- To do:
Gather all lines in the entries that include the word "tooth".

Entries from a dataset
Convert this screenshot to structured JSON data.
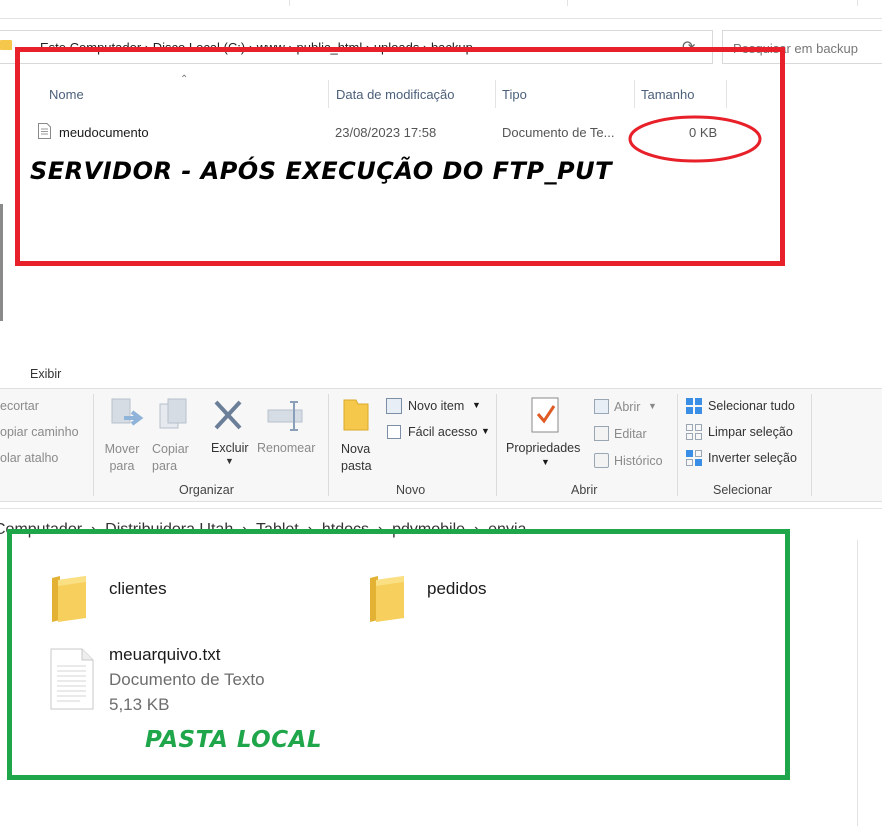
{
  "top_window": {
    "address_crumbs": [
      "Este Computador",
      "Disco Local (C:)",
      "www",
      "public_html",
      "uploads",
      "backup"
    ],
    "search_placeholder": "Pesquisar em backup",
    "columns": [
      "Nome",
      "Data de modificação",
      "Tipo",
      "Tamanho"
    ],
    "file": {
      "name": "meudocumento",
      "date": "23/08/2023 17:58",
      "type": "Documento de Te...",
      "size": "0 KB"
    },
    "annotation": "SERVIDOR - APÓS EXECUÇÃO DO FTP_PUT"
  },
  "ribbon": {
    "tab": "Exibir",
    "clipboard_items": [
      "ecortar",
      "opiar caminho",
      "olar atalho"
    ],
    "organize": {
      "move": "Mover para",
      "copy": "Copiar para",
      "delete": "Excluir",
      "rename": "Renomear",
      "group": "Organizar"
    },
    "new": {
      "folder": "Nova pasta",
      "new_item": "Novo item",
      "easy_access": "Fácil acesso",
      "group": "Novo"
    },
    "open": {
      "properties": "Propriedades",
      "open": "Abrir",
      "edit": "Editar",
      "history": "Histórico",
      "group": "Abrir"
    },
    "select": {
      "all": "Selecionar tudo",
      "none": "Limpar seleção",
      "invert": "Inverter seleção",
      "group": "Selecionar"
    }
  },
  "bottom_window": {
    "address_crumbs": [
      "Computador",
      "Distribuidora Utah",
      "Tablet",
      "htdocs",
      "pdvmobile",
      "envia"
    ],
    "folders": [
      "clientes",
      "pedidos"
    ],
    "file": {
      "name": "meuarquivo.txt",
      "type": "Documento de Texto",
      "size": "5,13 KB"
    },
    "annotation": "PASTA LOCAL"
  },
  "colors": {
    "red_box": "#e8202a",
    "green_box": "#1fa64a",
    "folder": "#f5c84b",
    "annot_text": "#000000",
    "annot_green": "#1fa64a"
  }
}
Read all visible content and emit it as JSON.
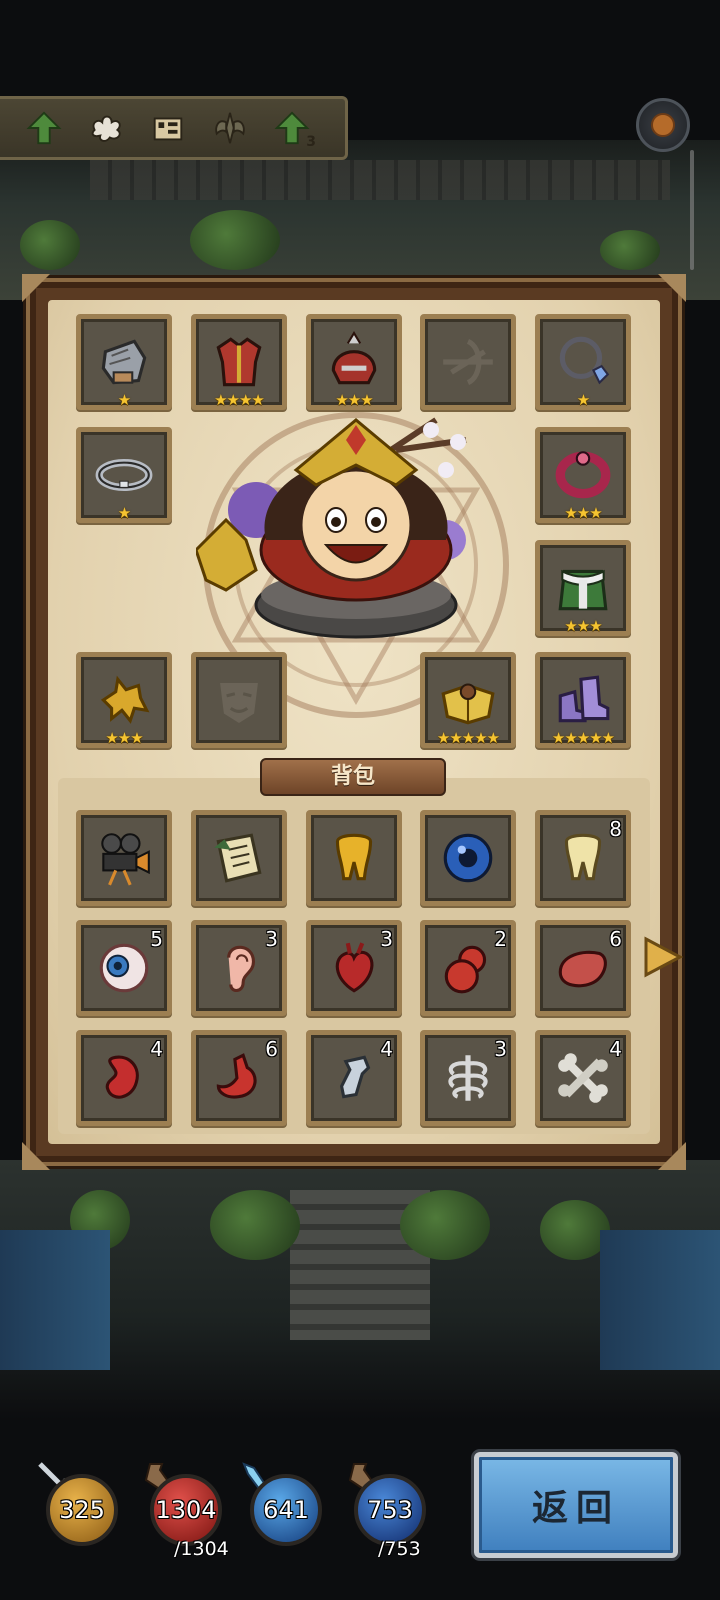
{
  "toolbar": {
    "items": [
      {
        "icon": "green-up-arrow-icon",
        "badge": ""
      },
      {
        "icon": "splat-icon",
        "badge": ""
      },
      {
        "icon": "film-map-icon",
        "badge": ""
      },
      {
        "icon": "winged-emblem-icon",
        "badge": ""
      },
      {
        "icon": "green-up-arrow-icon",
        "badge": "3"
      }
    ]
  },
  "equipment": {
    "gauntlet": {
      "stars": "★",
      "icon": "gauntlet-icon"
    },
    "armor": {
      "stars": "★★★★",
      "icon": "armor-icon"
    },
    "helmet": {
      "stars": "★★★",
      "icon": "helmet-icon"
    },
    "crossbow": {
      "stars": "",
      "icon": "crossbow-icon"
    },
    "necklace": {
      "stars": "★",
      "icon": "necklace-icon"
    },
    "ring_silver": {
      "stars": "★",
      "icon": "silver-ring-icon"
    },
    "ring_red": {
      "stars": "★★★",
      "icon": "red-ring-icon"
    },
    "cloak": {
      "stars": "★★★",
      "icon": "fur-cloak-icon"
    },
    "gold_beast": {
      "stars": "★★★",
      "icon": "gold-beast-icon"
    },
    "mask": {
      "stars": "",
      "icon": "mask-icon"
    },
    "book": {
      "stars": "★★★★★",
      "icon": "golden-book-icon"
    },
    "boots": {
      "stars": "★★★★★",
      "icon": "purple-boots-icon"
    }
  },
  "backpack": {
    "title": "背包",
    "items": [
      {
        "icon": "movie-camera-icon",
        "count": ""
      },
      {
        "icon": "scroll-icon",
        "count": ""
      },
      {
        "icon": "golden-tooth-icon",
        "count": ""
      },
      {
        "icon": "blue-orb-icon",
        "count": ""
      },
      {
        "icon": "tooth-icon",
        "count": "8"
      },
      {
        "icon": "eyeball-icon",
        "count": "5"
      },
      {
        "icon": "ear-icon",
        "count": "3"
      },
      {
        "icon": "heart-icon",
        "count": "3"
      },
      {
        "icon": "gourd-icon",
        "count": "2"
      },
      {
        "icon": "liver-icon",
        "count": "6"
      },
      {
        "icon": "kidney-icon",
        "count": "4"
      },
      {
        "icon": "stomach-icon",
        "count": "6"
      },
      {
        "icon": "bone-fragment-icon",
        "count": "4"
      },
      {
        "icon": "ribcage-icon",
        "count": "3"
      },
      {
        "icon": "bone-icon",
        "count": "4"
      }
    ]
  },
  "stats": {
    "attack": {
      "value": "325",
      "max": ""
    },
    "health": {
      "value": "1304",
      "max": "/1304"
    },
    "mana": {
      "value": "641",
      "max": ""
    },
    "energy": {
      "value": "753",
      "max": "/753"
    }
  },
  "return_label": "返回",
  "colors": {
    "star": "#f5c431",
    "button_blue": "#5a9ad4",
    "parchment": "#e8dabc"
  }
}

- Exercise solution:
        "icon": "golden-tooth-icon",
        "icon": "tooth-icon",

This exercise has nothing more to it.